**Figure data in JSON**
= = = =

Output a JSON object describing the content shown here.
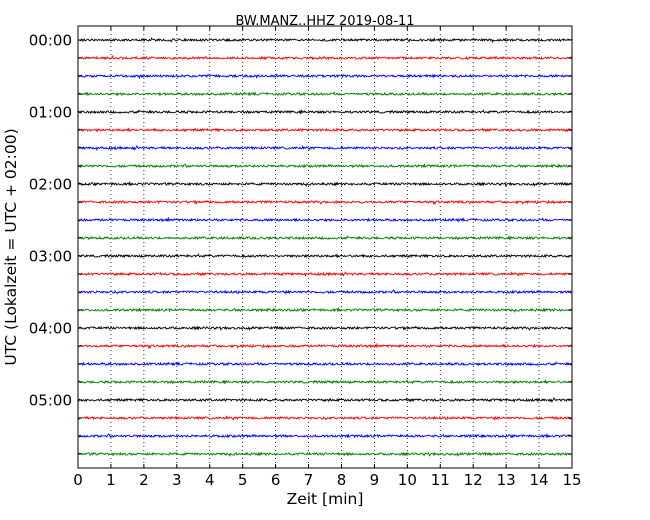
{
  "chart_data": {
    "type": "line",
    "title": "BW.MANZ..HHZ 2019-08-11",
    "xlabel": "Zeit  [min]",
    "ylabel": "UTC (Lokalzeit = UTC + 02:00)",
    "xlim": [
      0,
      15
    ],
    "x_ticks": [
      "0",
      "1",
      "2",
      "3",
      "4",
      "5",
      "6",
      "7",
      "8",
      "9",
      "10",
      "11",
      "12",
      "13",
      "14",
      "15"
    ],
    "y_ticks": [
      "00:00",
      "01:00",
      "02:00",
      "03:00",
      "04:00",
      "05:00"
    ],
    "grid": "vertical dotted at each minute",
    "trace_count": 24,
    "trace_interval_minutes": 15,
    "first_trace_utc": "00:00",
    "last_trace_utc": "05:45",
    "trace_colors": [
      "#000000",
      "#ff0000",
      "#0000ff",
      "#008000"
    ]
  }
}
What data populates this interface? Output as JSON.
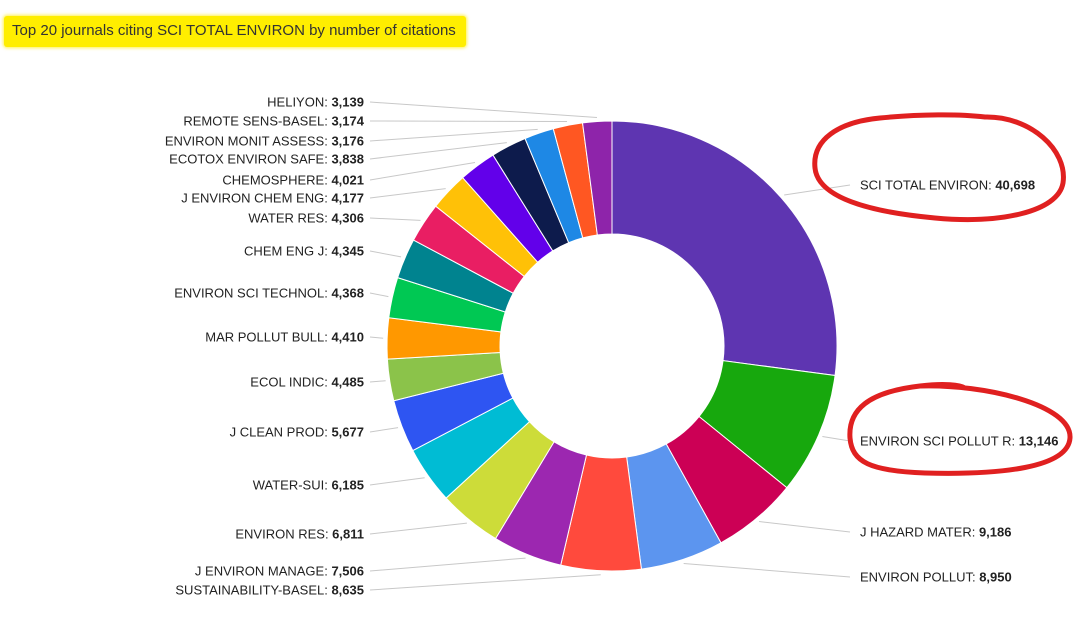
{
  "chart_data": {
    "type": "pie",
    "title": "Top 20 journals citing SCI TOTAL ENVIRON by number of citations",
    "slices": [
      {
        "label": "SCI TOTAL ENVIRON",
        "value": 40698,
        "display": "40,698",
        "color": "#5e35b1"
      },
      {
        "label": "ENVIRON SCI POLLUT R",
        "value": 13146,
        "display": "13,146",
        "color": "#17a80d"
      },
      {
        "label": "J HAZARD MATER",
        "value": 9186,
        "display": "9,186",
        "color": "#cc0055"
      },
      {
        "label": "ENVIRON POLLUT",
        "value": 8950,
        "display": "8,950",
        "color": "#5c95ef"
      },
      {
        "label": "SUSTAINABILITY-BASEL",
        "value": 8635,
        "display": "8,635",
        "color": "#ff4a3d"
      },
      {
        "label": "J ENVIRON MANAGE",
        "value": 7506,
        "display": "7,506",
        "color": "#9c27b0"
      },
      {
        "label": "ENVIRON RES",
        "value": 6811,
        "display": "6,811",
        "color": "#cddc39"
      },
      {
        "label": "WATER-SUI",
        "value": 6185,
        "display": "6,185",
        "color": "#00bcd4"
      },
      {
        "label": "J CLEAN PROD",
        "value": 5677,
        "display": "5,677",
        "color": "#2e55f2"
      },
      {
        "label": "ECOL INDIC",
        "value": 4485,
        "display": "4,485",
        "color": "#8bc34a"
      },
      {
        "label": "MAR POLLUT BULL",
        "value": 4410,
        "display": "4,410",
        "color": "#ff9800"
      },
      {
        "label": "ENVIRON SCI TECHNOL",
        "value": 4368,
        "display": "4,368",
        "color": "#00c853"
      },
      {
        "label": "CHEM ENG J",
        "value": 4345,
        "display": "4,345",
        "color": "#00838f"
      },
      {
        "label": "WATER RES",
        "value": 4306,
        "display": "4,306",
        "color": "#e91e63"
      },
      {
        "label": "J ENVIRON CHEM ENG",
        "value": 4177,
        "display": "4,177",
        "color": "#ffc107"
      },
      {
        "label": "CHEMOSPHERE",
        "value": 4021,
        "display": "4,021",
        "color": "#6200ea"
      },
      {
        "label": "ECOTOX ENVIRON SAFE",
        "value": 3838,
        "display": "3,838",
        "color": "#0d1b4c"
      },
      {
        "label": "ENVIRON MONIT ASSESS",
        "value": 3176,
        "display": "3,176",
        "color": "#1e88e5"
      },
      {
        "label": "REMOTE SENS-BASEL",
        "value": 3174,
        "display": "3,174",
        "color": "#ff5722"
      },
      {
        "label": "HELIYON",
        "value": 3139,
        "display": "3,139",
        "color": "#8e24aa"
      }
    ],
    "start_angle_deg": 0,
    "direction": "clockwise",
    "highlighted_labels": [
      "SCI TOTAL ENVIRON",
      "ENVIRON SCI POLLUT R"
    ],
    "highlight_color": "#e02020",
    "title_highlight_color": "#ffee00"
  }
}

= = = =

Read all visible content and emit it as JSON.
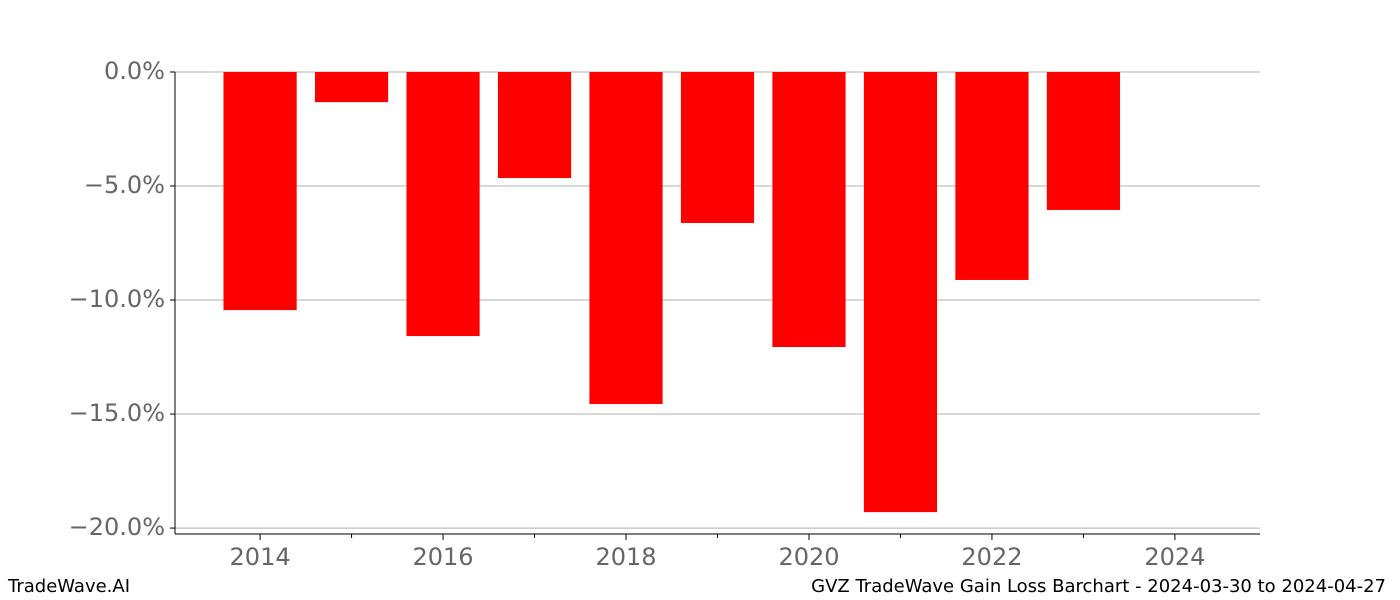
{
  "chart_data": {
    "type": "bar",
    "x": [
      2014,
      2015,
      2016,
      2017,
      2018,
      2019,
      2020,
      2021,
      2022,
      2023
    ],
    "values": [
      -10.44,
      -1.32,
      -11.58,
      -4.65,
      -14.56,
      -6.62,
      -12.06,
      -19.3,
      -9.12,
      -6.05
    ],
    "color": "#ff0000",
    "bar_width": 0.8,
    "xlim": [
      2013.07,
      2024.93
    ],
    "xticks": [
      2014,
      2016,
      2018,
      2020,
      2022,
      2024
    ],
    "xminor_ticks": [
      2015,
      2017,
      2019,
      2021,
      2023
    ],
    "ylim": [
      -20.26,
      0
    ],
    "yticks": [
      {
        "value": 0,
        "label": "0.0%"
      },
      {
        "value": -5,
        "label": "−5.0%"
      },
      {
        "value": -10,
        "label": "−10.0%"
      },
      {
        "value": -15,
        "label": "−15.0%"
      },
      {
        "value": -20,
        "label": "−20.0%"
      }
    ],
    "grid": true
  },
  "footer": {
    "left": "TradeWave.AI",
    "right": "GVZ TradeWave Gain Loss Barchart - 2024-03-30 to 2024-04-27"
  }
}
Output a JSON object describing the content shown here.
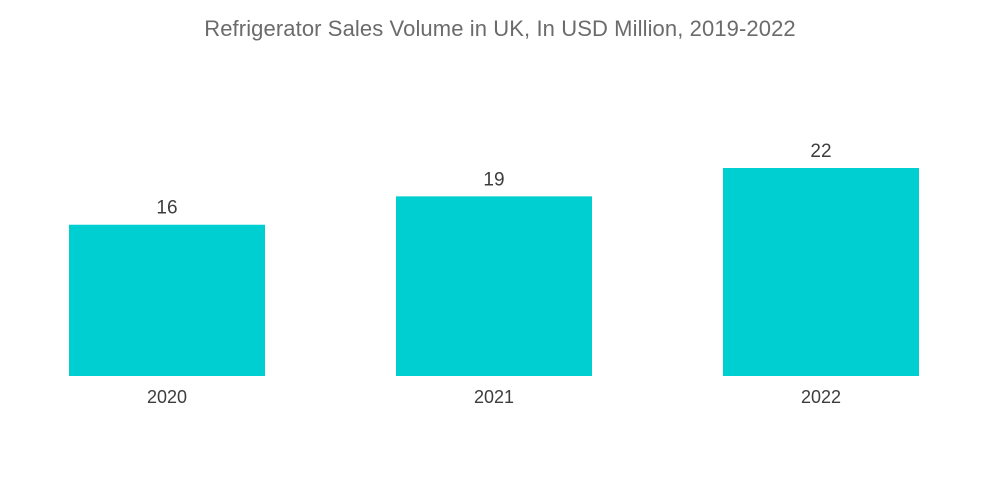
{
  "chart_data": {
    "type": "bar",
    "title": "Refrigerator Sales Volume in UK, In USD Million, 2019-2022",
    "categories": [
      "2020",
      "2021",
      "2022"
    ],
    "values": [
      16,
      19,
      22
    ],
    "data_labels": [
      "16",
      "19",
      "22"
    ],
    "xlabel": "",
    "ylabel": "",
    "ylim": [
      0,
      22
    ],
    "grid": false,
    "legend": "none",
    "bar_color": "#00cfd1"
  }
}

= = = =

Extract all lines of the records above that include "ENVIRON".

    "title": "Top 20 journals citing SCI TOTAL ENVIRON by number of citations",
        "label": "SCI TOTAL ENVIRON",
        "label": "ENVIRON SCI POLLUT R",
        "label": "ENVIRON POLLUT",
        "label": "J ENVIRON MANAGE",
        "label": "ENVIRON RES",
        "label": "ENVIRON SCI TECHNOL",
        "label": "J ENVIRON CHEM ENG",
        "label": "ECOTOX ENVIRON SAFE",
        "label": "ENVIRON MONIT ASSESS",
      "SCI TOTAL ENVIRON",
      "ENVIRON SCI POLLUT R"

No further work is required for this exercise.